Place: 4274 Chamberlin (Refreshments will be served)
Speaker: Kate O'Connor-Giles, UW Department of Genetics
Abstract: Neural function requires effective communication between neurons and their targets at synapses. Thus, the proper formation, growth and plasticity of synapses are critical to behavior. Despite this, the mechanisms that determine synapse size and complexity remain poorly understood. The Drosophila larval neuromuscular junction (NMJ) has become a powerful model system for dissecting the molecular mechanisms that regulate synaptic growth. Drosophila NMJs are dynamic structures that coordinate their size and strength with muscle growth and undergo changes in morphology and physiology in response to environmental stimuli and altered levels of activity. These processes depend on intercellular communication between neurons and their muscle targets. A retrograde (muscle to neuron) transforming growth factor (TGF-b/BMP) signal is required to promote synaptic growth, homeostasis and stability at NMJs. We have recently found that neuronal responsiveness to this signal is modulated by a presynaptic endocytic mechanism. This additional level of regulation underscores the high degree of molecular control over synaptic growth and highlights the importance to the organism of getting it right. I will present recent insights from studies at the Drosophila NMJ that have increased our understanding of how this complex task is achieved.

════════════════════

§ **Work request**:
Decide whether each statement agrees with the seminar announcement, and answer yes or no, quoting the words of the announcement that settle it: (a) the talk is held in 4274 Chamberlin; (b) the mechanisms that determine synapse size and complexity are well understood; (c) the retrograde signal travels from neuron to muscle. The listing has no connection to the seminar announcement.

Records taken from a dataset
════════════════════

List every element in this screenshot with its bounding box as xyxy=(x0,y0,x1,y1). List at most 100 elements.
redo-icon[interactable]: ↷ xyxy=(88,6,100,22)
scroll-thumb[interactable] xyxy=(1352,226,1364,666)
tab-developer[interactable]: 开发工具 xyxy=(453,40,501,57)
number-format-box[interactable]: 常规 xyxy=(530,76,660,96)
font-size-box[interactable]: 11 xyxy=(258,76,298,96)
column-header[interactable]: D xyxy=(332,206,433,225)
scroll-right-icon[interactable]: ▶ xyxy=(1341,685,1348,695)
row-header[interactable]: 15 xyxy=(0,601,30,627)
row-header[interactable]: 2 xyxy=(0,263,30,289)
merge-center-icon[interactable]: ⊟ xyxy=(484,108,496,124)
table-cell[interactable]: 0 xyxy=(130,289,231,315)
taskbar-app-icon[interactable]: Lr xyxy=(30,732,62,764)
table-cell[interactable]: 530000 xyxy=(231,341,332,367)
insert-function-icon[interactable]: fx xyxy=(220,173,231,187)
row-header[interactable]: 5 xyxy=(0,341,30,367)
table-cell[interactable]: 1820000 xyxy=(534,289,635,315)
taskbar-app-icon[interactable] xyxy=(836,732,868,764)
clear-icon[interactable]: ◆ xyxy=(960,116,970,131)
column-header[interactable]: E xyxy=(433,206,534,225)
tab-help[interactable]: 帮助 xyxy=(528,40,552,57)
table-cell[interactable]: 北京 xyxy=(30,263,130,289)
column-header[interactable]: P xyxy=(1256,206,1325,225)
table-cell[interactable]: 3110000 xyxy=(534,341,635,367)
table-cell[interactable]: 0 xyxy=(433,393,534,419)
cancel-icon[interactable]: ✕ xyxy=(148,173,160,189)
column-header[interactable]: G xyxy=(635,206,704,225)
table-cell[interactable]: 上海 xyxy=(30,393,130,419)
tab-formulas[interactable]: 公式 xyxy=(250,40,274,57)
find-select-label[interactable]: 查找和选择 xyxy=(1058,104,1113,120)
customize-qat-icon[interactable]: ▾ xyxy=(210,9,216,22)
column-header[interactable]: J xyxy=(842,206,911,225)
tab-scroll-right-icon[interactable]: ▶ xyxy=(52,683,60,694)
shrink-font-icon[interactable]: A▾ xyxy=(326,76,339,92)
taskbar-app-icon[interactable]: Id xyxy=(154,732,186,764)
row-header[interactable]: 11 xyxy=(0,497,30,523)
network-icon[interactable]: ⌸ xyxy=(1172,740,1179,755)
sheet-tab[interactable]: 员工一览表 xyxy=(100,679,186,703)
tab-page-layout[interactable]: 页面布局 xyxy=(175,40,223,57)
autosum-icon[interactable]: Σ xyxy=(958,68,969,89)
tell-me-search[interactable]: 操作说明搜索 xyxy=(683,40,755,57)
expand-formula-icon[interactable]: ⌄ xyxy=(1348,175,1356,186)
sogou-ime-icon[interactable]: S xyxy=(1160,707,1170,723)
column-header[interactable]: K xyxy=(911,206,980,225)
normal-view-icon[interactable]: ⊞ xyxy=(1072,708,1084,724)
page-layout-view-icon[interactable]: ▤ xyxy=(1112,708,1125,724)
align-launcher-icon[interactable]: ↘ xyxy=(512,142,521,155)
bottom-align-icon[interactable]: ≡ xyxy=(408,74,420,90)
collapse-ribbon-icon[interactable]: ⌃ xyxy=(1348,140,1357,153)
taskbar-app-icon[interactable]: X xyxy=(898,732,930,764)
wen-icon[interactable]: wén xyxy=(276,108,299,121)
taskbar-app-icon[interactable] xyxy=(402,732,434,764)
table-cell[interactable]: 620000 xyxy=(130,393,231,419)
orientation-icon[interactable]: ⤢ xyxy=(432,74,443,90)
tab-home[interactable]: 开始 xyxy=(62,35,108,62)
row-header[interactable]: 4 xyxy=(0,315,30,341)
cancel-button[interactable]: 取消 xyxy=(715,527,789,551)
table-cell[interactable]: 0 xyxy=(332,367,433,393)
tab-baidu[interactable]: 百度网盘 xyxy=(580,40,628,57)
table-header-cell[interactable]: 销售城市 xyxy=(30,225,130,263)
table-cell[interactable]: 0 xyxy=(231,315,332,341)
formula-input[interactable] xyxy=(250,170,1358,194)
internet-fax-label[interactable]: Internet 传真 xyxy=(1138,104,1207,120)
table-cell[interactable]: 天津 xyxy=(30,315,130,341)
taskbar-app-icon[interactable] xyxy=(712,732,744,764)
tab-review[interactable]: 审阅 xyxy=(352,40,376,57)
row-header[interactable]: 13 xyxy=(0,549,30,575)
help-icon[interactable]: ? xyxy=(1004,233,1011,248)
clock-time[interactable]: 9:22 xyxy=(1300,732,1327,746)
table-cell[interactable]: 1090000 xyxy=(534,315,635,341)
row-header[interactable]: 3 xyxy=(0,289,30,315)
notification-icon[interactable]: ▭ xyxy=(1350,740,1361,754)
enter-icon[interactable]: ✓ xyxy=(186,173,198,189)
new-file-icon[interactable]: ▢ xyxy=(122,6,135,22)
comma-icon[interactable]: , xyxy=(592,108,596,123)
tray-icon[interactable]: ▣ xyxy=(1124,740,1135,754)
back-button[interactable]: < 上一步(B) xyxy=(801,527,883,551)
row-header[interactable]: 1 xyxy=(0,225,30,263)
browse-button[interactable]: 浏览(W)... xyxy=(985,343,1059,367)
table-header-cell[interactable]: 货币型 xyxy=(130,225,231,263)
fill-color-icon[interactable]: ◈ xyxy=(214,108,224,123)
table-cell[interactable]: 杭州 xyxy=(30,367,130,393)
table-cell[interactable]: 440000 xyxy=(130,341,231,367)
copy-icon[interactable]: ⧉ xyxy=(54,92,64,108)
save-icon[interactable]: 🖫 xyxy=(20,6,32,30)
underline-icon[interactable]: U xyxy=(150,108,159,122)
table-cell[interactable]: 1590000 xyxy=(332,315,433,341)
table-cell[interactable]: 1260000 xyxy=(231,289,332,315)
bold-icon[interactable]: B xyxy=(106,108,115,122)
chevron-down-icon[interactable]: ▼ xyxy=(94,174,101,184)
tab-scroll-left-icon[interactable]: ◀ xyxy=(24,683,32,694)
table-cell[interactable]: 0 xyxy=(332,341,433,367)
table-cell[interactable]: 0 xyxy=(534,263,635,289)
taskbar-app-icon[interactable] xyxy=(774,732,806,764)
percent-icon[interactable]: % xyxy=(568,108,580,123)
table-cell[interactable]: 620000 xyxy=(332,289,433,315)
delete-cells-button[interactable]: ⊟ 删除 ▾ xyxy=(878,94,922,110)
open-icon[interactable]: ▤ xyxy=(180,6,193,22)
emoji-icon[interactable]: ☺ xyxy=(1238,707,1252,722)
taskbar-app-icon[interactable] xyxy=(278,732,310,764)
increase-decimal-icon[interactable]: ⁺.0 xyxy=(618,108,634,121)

════════════════════

§ **Reply to the task**:
(a) Yes: "Place: 4274 Chamberlin"
(b) No: "the mechanisms that determine synapse size and complexity remain poorly understood"
(c) No: "A retrograde (muscle to neuron) transforming growth factor (TGF-b/BMP) signal"